* Task instructions: Could you transcribe the material below exactly, without leaving out a single line?

----- Records shown

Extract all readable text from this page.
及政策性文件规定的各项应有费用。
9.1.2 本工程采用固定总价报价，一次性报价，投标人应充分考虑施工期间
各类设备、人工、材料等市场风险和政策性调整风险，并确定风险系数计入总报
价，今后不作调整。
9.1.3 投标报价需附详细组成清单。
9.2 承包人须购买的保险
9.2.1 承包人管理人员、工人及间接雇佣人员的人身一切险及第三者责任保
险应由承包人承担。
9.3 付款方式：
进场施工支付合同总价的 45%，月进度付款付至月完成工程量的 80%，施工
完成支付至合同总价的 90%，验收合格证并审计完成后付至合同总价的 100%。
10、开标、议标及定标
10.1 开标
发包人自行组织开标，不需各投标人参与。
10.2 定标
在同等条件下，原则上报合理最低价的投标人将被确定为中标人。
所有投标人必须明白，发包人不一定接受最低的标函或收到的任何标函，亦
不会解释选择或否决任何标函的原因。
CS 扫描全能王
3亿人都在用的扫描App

----------

* Written answer:
Extract all readable text from this page.
及政策性文件规定的各项应有费用。
9.1.2 本工程采用固定总价报价，一次性报价，投标人应充分考虑施工期间
各类设备、人工、材料等市场风险和政策性调整风险，并确定风险系数计入总报
价，今后不作调整。
9.1.3 投标报价需附详细组成清单。
9.2 承包人须购买的保险
9.2.1 承包人管理人员、工人及间接雇佣人员的人身一切险及第三者责任保
险应由承包人承担。
9.3 付款方式：
进场施工支付合同总价的 45%，月进度付款付至月完成工程量的 80%，施工
完成支付至合同总价的 90%，验收合格证并审计完成后付至合同总价的 100%。
10、开标、议标及定标
10.1 开标
发包人自行组织开标，不需各投标人参与。
10.2 定标
在同等条件下，原则上报合理最低价的投标人将被确定为中标人。
所有投标人必须明白，发包人不一定接受最低的标函或收到的任何标函，亦
不会解释选择或否决任何标函的原因。
CS 扫描全能王
3亿人都在用的扫描App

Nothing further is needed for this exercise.